Look for the string "name" in every line, and copy each line that has it.

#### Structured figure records
---+---
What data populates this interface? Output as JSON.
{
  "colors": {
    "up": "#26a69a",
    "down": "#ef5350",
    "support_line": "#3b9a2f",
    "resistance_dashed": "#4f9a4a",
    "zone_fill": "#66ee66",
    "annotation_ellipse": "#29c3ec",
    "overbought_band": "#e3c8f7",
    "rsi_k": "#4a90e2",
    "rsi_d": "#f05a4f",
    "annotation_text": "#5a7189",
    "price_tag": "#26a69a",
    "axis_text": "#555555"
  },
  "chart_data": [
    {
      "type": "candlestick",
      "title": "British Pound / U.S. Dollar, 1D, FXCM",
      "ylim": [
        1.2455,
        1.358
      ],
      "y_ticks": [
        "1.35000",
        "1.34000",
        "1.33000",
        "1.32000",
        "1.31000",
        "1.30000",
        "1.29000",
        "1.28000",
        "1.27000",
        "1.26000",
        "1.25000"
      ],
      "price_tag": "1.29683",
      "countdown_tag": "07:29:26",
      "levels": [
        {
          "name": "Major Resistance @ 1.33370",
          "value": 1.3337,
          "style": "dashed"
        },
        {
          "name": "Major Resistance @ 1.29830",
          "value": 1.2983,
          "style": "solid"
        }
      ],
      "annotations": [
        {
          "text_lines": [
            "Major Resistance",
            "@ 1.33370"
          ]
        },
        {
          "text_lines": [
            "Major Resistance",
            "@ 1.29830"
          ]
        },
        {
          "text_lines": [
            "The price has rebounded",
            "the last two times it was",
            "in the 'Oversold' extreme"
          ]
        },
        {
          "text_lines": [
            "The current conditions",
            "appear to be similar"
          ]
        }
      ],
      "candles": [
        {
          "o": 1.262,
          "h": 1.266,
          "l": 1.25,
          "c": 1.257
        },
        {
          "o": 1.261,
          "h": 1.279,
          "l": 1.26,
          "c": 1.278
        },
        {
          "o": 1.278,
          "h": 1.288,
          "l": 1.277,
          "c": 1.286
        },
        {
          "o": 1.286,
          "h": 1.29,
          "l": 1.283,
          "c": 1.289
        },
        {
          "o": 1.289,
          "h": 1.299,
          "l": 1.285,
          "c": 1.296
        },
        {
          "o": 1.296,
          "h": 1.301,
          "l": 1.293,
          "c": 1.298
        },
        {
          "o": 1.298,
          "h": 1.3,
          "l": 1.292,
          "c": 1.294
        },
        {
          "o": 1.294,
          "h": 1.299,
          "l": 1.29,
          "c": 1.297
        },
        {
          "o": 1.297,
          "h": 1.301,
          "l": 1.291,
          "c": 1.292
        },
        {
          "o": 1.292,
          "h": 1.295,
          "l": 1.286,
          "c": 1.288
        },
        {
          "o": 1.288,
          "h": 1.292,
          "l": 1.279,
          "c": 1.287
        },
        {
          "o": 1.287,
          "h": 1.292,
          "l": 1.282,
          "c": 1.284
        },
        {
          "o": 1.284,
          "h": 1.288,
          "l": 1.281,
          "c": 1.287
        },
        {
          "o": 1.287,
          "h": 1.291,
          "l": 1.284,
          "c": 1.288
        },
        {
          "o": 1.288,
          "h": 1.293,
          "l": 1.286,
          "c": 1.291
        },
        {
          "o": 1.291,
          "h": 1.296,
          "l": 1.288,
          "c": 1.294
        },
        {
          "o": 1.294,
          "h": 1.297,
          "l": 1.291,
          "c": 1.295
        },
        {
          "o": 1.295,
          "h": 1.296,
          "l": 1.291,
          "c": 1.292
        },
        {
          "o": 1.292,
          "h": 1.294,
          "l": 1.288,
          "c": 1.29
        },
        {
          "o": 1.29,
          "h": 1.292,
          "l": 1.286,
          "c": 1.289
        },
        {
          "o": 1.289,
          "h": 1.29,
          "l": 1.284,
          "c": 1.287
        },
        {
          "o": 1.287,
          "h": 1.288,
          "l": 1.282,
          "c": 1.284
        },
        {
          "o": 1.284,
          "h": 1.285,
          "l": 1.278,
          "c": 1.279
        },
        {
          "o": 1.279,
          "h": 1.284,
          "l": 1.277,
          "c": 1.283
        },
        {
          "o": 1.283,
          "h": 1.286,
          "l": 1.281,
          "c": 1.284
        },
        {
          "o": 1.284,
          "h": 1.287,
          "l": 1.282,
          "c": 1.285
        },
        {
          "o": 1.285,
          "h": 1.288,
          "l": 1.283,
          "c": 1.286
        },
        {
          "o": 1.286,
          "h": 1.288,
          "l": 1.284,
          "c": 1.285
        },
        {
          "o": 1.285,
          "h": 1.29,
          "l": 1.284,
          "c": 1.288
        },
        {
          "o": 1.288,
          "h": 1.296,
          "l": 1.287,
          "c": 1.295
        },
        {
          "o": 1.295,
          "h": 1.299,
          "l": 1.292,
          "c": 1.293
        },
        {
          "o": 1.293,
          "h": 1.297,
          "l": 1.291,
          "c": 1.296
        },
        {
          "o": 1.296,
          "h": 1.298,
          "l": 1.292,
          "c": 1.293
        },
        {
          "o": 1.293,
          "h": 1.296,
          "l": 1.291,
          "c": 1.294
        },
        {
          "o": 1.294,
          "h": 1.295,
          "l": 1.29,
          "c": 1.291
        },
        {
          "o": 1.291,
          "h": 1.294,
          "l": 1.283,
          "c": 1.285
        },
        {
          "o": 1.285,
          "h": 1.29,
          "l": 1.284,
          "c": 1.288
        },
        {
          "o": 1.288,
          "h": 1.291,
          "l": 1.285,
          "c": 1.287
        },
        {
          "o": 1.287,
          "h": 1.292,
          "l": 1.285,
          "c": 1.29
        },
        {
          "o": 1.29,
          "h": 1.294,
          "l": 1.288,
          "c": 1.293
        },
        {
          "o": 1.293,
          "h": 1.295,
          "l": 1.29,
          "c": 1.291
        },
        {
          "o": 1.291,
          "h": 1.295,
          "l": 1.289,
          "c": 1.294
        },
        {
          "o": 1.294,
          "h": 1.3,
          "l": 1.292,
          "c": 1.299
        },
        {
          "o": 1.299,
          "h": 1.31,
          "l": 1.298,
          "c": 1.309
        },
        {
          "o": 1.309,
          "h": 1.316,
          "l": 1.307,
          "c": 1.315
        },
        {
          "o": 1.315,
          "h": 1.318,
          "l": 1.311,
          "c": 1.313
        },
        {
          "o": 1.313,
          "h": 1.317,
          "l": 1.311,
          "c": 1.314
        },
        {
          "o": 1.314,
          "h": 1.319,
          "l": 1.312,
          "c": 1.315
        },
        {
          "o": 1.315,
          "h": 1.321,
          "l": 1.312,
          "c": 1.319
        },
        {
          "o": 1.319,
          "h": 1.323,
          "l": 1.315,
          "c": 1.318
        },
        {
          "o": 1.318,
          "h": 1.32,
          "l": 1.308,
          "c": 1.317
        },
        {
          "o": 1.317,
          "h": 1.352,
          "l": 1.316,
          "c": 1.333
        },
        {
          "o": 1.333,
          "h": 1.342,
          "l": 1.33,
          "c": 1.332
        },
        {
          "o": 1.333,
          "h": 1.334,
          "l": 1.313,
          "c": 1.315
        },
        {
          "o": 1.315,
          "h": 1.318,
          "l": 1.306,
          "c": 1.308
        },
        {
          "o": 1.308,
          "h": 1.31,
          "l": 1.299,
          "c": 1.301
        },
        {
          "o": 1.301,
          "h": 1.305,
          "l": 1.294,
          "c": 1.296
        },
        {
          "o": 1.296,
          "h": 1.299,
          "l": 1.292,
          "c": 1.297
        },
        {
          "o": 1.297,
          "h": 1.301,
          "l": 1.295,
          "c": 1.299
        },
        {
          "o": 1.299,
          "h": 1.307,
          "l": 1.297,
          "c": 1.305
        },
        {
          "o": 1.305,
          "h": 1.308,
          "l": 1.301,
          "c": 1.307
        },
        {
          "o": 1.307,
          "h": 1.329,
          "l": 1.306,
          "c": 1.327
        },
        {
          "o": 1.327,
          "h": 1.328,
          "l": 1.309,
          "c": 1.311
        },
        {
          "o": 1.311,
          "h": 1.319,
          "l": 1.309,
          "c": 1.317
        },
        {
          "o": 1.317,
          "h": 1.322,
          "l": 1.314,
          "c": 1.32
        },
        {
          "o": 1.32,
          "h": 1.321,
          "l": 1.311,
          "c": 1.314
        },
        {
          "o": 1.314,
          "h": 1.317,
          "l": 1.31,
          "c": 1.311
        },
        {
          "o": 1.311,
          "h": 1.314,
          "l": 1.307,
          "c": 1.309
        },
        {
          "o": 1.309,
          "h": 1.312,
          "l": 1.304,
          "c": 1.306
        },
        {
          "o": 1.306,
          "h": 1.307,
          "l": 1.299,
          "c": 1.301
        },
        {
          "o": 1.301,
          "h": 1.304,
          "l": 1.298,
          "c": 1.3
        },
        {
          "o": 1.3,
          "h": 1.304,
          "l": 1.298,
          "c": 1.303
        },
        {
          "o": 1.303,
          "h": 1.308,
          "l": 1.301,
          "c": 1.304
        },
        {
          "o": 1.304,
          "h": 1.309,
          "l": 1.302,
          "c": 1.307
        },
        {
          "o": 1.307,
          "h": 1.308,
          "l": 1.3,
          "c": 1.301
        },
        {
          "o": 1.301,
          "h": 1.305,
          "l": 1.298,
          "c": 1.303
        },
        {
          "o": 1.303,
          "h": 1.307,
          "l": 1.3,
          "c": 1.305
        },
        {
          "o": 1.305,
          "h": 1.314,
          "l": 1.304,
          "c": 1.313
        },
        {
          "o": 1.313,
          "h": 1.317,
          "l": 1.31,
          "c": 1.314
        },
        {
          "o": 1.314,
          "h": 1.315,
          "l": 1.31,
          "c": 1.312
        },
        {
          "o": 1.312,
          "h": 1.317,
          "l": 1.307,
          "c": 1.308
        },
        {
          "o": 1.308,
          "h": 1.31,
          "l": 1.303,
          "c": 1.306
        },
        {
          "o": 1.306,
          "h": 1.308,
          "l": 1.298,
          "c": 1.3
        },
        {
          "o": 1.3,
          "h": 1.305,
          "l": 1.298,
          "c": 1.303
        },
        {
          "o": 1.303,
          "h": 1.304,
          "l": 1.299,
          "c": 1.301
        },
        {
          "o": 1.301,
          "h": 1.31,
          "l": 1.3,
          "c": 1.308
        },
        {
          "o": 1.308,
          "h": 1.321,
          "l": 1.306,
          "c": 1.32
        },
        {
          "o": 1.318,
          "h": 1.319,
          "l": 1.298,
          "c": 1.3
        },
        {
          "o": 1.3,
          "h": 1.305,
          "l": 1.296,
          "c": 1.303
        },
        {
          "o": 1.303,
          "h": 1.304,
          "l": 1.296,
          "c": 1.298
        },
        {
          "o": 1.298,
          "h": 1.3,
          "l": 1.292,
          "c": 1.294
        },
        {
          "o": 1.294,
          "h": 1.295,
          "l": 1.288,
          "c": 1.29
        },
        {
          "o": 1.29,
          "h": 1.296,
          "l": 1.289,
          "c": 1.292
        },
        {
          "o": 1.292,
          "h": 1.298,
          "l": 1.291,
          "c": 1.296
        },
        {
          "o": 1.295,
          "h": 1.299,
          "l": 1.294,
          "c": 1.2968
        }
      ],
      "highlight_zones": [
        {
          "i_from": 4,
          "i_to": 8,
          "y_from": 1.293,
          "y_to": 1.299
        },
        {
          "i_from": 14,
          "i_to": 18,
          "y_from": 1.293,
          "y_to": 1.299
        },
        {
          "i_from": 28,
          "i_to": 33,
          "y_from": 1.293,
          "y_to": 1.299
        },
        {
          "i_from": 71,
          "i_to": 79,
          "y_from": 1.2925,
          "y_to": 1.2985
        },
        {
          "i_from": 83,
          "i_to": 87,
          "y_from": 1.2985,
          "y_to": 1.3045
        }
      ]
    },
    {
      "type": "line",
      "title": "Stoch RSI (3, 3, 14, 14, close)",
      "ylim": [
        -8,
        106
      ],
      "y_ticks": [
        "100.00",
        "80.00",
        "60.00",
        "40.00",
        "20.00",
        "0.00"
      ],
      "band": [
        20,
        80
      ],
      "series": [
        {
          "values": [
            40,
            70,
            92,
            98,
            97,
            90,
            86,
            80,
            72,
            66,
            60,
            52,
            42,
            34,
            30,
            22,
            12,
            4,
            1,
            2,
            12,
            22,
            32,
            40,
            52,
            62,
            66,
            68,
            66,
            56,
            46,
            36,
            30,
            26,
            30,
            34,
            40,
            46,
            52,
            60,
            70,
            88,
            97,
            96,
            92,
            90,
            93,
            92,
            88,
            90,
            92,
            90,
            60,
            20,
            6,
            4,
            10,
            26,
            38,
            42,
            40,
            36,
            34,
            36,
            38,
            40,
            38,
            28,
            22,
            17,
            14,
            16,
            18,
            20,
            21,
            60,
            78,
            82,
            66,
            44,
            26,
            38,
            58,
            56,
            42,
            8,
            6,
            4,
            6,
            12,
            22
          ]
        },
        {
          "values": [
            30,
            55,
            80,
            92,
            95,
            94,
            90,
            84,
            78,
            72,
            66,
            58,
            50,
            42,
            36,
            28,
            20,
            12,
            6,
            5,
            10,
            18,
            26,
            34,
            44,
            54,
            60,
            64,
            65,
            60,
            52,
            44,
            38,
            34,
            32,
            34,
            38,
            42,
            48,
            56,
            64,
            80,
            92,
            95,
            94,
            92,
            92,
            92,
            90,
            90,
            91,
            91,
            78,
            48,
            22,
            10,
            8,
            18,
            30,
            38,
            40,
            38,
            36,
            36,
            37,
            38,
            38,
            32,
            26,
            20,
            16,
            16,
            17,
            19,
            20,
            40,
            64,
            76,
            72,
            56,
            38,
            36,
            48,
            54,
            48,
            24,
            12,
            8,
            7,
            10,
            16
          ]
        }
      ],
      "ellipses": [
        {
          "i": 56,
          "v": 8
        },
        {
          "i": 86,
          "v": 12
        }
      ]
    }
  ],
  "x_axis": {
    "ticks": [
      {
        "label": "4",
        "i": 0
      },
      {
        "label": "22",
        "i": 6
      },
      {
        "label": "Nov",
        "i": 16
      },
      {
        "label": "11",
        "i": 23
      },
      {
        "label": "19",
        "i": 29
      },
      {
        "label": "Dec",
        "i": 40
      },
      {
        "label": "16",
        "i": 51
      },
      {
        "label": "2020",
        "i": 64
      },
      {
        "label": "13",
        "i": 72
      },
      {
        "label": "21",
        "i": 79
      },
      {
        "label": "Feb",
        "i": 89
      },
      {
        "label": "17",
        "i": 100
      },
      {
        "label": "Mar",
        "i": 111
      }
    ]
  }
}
---+---
#### Correct output
          "name": "Major Resistance @ 1.33370",
          "name": "Major Resistance @ 1.29830",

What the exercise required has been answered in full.